TASK TO COMPLETE.
Express everything from the line containing "463, 190, 477]" down to the line containing "459, 486, 475]", both included, as a JSON list of strings with one string per line and blank lines left out.

SUPPLIED RECORDS.
- - - - - - -

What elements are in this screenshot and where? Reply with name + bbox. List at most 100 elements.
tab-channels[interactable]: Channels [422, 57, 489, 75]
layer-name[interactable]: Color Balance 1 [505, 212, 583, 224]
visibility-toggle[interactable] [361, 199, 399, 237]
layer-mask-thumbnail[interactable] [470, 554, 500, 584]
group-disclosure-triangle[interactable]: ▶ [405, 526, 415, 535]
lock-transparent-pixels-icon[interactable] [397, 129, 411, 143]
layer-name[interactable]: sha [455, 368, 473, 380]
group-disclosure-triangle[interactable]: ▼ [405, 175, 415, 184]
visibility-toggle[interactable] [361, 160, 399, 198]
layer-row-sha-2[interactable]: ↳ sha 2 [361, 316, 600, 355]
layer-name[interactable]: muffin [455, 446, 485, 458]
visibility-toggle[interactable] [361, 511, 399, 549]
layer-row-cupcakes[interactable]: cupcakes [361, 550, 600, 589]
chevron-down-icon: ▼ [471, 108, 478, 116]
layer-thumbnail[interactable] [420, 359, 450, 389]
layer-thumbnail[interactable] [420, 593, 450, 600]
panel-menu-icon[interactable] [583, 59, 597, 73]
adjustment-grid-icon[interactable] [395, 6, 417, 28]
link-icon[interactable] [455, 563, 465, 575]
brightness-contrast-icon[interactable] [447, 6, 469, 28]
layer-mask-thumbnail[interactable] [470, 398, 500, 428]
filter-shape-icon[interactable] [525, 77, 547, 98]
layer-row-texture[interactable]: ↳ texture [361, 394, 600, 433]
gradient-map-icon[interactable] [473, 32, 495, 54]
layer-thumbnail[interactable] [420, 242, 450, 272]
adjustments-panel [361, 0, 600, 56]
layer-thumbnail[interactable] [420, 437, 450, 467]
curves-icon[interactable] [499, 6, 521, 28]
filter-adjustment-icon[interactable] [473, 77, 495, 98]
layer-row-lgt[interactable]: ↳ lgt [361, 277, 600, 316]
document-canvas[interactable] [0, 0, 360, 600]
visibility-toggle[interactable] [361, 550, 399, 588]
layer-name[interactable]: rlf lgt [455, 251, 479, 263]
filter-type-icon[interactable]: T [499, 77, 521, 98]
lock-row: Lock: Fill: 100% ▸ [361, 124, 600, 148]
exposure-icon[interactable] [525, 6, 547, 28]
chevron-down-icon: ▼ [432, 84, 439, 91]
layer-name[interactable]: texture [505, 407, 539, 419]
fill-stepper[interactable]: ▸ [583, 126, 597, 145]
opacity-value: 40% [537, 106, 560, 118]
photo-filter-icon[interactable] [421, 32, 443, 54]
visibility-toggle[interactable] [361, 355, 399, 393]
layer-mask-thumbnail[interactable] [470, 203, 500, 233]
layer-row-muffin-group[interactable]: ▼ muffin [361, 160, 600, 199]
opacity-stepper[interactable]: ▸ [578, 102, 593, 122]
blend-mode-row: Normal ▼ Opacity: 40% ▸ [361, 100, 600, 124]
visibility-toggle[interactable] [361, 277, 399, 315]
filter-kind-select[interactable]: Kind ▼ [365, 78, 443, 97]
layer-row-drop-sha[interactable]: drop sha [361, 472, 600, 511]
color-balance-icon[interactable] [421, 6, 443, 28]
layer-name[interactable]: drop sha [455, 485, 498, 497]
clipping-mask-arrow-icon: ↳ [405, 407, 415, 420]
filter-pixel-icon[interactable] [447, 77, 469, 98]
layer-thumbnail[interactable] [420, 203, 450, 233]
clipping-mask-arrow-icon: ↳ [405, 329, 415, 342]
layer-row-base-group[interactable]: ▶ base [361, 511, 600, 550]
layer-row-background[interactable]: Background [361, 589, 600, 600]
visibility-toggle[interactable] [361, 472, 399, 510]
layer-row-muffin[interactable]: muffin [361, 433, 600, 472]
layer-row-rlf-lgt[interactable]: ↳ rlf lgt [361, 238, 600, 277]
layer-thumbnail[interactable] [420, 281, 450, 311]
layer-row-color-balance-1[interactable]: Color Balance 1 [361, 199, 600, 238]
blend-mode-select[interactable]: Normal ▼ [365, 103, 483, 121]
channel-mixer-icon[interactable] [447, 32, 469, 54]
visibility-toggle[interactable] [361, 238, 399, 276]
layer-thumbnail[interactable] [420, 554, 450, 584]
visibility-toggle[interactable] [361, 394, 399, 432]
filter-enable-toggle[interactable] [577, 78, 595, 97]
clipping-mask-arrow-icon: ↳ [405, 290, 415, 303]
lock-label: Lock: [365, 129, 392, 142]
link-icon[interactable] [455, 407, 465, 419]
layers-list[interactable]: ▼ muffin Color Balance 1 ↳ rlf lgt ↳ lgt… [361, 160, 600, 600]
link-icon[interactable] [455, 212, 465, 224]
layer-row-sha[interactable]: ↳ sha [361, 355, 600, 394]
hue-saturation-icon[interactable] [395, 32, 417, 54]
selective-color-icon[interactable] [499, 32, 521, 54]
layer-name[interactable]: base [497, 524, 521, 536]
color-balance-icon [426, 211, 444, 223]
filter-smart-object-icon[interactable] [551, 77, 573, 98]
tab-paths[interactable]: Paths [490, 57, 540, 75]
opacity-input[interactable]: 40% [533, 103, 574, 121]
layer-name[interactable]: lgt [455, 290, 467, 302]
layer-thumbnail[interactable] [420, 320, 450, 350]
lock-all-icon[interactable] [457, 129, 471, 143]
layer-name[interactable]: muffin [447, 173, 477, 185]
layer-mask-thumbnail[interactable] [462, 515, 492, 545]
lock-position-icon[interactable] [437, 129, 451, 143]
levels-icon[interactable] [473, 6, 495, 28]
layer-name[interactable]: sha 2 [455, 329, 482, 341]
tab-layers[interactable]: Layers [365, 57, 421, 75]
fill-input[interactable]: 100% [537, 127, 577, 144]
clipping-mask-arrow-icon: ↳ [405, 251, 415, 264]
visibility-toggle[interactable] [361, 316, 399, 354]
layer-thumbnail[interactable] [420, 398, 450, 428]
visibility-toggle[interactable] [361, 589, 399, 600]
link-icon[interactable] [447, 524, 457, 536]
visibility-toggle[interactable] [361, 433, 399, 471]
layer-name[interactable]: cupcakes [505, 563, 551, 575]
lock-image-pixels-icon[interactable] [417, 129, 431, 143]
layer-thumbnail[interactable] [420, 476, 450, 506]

- - - - - - -

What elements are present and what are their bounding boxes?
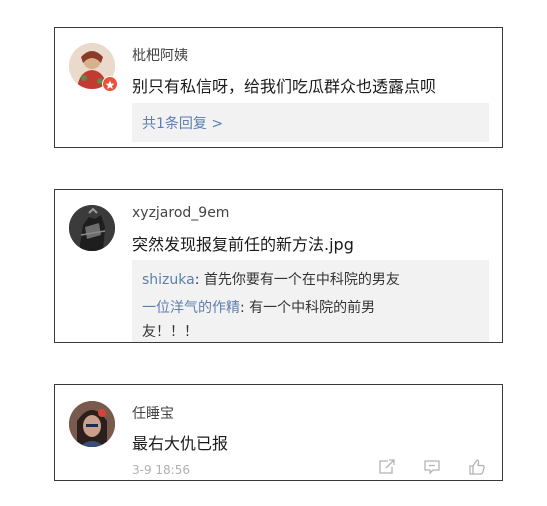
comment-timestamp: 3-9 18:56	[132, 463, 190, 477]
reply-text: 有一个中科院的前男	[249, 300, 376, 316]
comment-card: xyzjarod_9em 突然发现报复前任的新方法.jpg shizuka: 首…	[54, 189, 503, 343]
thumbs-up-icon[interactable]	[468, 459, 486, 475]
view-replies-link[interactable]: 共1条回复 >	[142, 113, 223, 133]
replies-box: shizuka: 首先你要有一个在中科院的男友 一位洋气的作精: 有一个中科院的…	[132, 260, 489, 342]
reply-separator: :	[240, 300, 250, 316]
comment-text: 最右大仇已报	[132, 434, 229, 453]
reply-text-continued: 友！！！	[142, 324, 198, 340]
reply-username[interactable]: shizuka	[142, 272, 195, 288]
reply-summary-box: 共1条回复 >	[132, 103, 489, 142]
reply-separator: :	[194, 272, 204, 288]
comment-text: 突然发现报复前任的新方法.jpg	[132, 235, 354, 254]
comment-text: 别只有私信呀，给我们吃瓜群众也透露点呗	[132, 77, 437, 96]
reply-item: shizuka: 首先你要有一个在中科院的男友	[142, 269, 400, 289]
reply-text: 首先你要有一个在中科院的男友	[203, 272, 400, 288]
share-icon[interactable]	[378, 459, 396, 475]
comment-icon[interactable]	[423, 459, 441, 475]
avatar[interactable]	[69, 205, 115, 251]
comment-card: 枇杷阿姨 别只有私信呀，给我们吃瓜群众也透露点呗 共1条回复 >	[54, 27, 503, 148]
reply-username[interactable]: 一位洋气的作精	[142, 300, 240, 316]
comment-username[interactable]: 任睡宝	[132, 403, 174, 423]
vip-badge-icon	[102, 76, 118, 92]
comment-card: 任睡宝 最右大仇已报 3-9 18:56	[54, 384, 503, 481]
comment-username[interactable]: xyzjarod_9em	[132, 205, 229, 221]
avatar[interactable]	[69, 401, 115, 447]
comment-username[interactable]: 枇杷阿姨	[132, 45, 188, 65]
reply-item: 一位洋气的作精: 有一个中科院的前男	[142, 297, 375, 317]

- - - - - - -

CORRECT RESULT.
[
  "comment-timestamp: 3-9 18:56\t[132, 463, 190, 477]",
  "reply-text: 有一个中科院的前男\t[249, 300, 376, 316]",
  "comment-card: xyzjarod_9em 突然发现报复前任的新方法.jpg shizuka: 首…\t[54, 189, 503, 343]",
  "thumbs-up-icon[interactable]\t[468, 459, 486, 475]"
]